§ **INSTRUCTIONS TO FOLLOW**
Filter the items below, copying every line that contains the word "Remember". Matching is case-sensitive.

§ **EXERCISE INPUTS**
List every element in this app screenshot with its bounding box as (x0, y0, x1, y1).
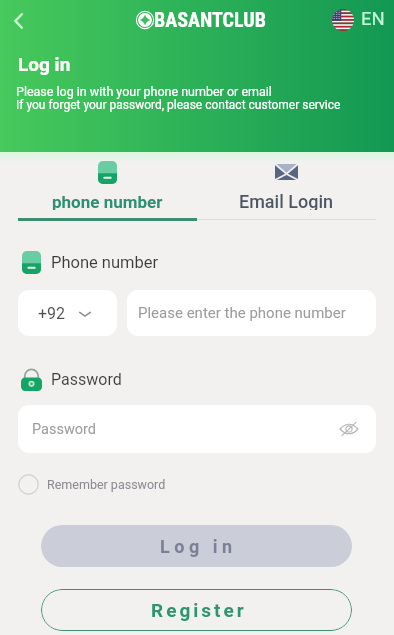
staticText: If you forget your password, please cont… (16, 98, 341, 112)
button[interactable]: Password (18, 405, 376, 453)
staticText: Please log in with your phone number or … (16, 84, 272, 99)
button[interactable]: Register (41, 589, 352, 631)
staticText: EN (361, 8, 385, 30)
staticText: Log in (18, 53, 71, 75)
button[interactable]: Please enter the phone number (127, 290, 376, 336)
staticText: Remember password (47, 477, 166, 492)
button[interactable]: phone number (18, 152, 197, 210)
staticText: Phone number (51, 253, 159, 272)
staticText: +92 (38, 304, 66, 323)
button[interactable]: Remember password (18, 474, 166, 495)
button[interactable]: Show password (334, 414, 364, 444)
button[interactable]: +92 (18, 290, 117, 336)
staticText: BASANTCLUB (154, 8, 266, 31)
button[interactable]: Log in (41, 525, 352, 567)
staticText: Email Login (239, 191, 334, 210)
staticText: Register (151, 599, 247, 621)
staticText: phone number (52, 192, 163, 210)
staticText: Please enter the phone number (138, 304, 346, 322)
button[interactable]: Language (332, 9, 385, 31)
staticText: Log in (160, 536, 237, 557)
button[interactable]: Email Login (197, 152, 376, 210)
staticText: Password (51, 370, 122, 389)
button[interactable]: Back (3, 5, 35, 37)
staticText: Password (32, 421, 97, 438)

§ **THE COMPLETED TASK**
staticText: Remember password (47, 477, 166, 492)
button[interactable]: Remember password (18, 474, 166, 495)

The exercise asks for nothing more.